### [Information provided]
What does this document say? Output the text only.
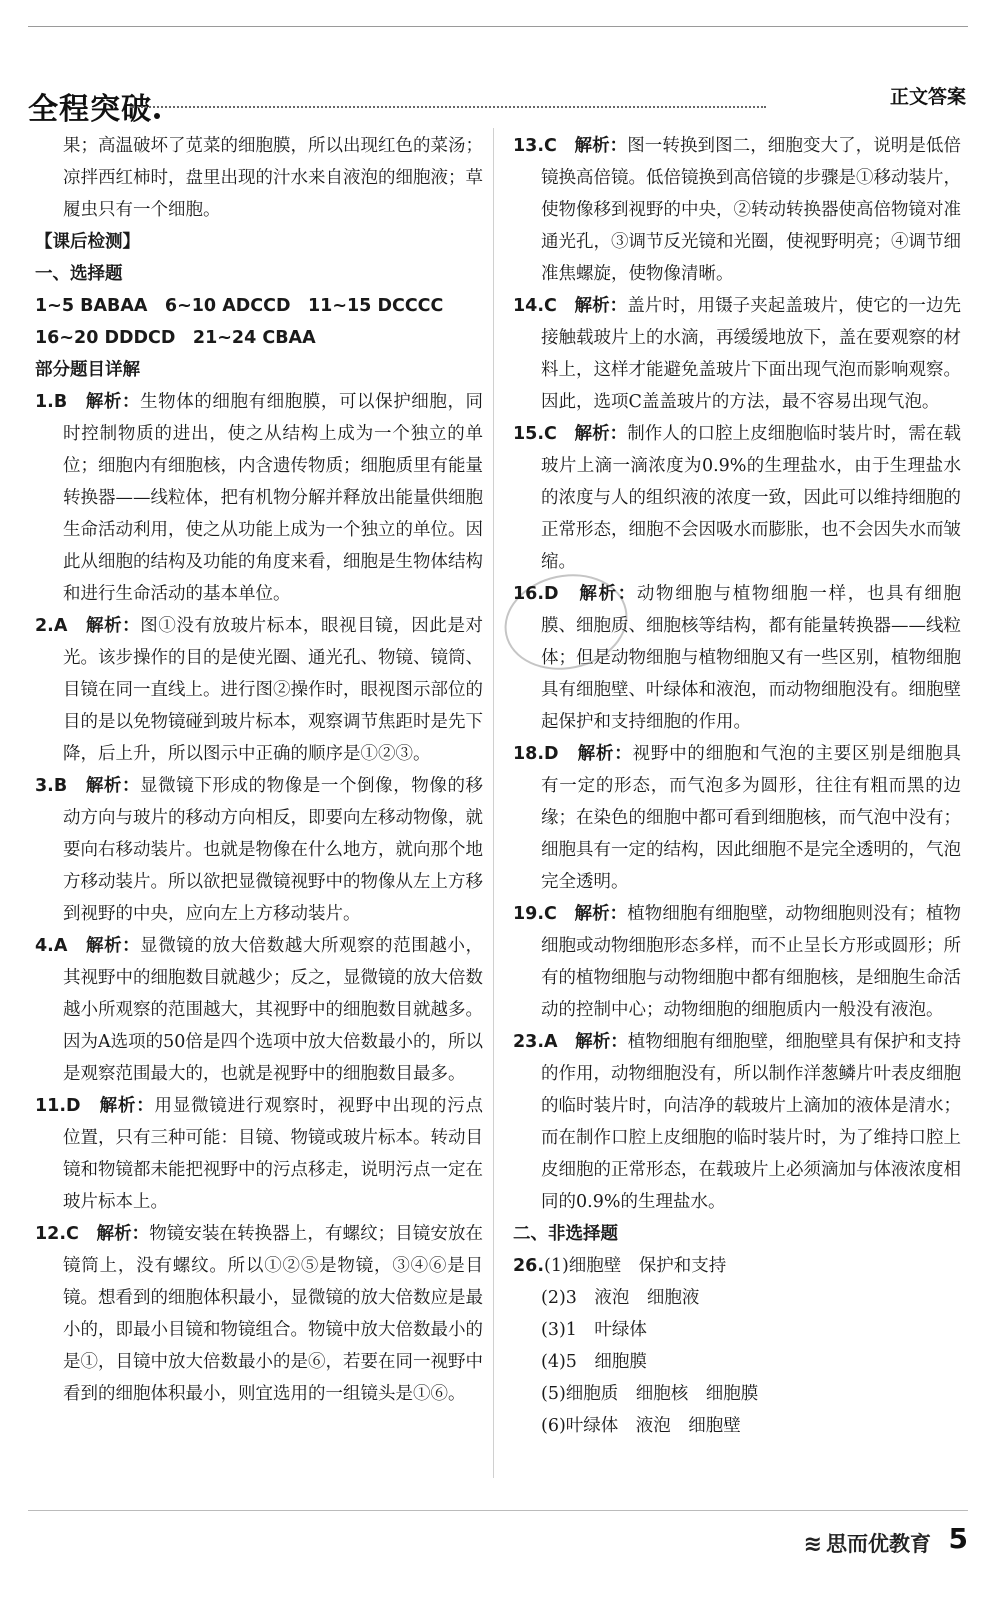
全程突破	正文答案

果；高温破坏了苋菜的细胞膜，所以出现红色的菜汤；凉拌西红柿时，盘里出现的汁水来自液泡的细胞液；草履虫只有一个细胞。

【课后检测】

一、选择题

1~5 BABAA　6~10 ADCCD　11~15 DCCCC

16~20 DDDCD　21~24 CBAA

部分题目详解

1.B　 解析：生物体的细胞有细胞膜，可以保护细胞，同时控制物质的进出，使之从结构上成为一个独立的单位；细胞内有细胞核，内含遗传物质；细胞质里有能量转换器——线粒体，把有机物分解并释放出能量供细胞生命活动利用，使之从功能上成为一个独立的单位。因此从细胞的结构及功能的角度来看，细胞是生物体结构和进行生命活动的基本单位。

2.A　 解析：图①没有放玻片标本，眼视目镜，因此是对光。该步操作的目的是使光圈、通光孔、物镜、镜筒、目镜在同一直线上。进行图②操作时，眼视图示部位的目的是以免物镜碰到玻片标本，观察调节焦距时是先下降，后上升，所以图示中正确的顺序是①②③。

3.B　 解析：显微镜下形成的物像是一个倒像，物像的移动方向与玻片的移动方向相反，即要向左移动物像，就要向右移动装片。也就是物像在什么地方，就向那个地方移动装片。所以欲把显微镜视野中的物像从左上方移到视野的中央，应向左上方移动装片。

4.A　 解析：显微镜的放大倍数越大所观察的范围越小，其视野中的细胞数目就越少；反之，显微镜的放大倍数越小所观察的范围越大，其视野中的细胞数目就越多。因为A选项的50倍是四个选项中放大倍数最小的，所以是观察范围最大的，也就是视野中的细胞数目最多。

11.D　 解析：用显微镜进行观察时，视野中出现的污点位置，只有三种可能：目镜、物镜或玻片标本。转动目镜和物镜都未能把视野中的污点移走，说明污点一定在玻片标本上。

12.C　 解析：物镜安装在转换器上，有螺纹；目镜安放在镜筒上，没有螺纹。所以①②⑤是物镜，③④⑥是目镜。想看到的细胞体积最小，显微镜的放大倍数应是最小的，即最小目镜和物镜组合。物镜中放大倍数最小的是①，目镜中放大倍数最小的是⑥，若要在同一视野中看到的细胞体积最小，则宜选用的一组镜头是①⑥。

13.C　 解析：图一转换到图二，细胞变大了，说明是低倍镜换高倍镜。低倍镜换到高倍镜的步骤是①移动装片，使物像移到视野的中央，②转动转换器使高倍物镜对准通光孔，③调节反光镜和光圈，使视野明亮；④调节细准焦螺旋，使物像清晰。

14.C　 解析：盖片时，用镊子夹起盖玻片，使它的一边先接触载玻片上的水滴，再缓缓地放下，盖在要观察的材料上，这样才能避免盖玻片下面出现气泡而影响观察。因此，选项C盖盖玻片的方法，最不容易出现气泡。

15.C　 解析：制作人的口腔上皮细胞临时装片时，需在载玻片上滴一滴浓度为0.9%的生理盐水，由于生理盐水的浓度与人的组织液的浓度一致，因此可以维持细胞的正常形态，细胞不会因吸水而膨胀，也不会因失水而皱缩。

16.D　 解析：动物细胞与植物细胞一样，也具有细胞膜、细胞质、细胞核等结构，都有能量转换器——线粒体；但是动物细胞与植物细胞又有一些区别，植物细胞具有细胞壁、叶绿体和液泡，而动物细胞没有。细胞壁起保护和支持细胞的作用。

18.D　 解析：视野中的细胞和气泡的主要区别是细胞具有一定的形态，而气泡多为圆形，往往有粗而黑的边缘；在染色的细胞中都可看到细胞核，而气泡中没有；细胞具有一定的结构，因此细胞不是完全透明的，气泡完全透明。

19.C　 解析：植物细胞有细胞壁，动物细胞则没有；植物细胞或动物细胞形态多样，而不止呈长方形或圆形；所有的植物细胞与动物细胞中都有细胞核，是细胞生命活动的控制中心；动物细胞的细胞质内一般没有液泡。

23.A　 解析：植物细胞有细胞壁，细胞壁具有保护和支持的作用，动物细胞没有，所以制作洋葱鳞片叶表皮细胞的临时装片时，向洁净的载玻片上滴加的液体是清水；而在制作口腔上皮细胞的临时装片时，为了维持口腔上皮细胞的正常形态，在载玻片上必须滴加与体液浓度相同的0.9%的生理盐水。

二、非选择题

26.(1)细胞壁　保护和支持

(2)3　液泡　细胞液

(3)1　叶绿体

(4)5　细胞膜

(5)细胞质　细胞核　细胞膜

(6)叶绿体　液泡　细胞壁

≋ 思而优教育 5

### [Given exercise]
Using the records above, pull out each line where the word "植物细胞有细胞壁" occurs.

### [Exercise result]
19.C　 解析：植物细胞有细胞壁，动物细胞则没有；植物细胞或动物细胞形态多样，而不止呈长方形或圆形；所有的植物细胞与动物细胞中都有细胞核，是细胞生命活动的控制中心；动物细胞的细胞质内一般没有液泡。
23.A　 解析：植物细胞有细胞壁，细胞壁具有保护和支持的作用，动物细胞没有，所以制作洋葱鳞片叶表皮细胞的临时装片时，向洁净的载玻片上滴加的液体是清水；而在制作口腔上皮细胞的临时装片时，为了维持口腔上皮细胞的正常形态，在载玻片上必须滴加与体液浓度相同的0.9%的生理盐水。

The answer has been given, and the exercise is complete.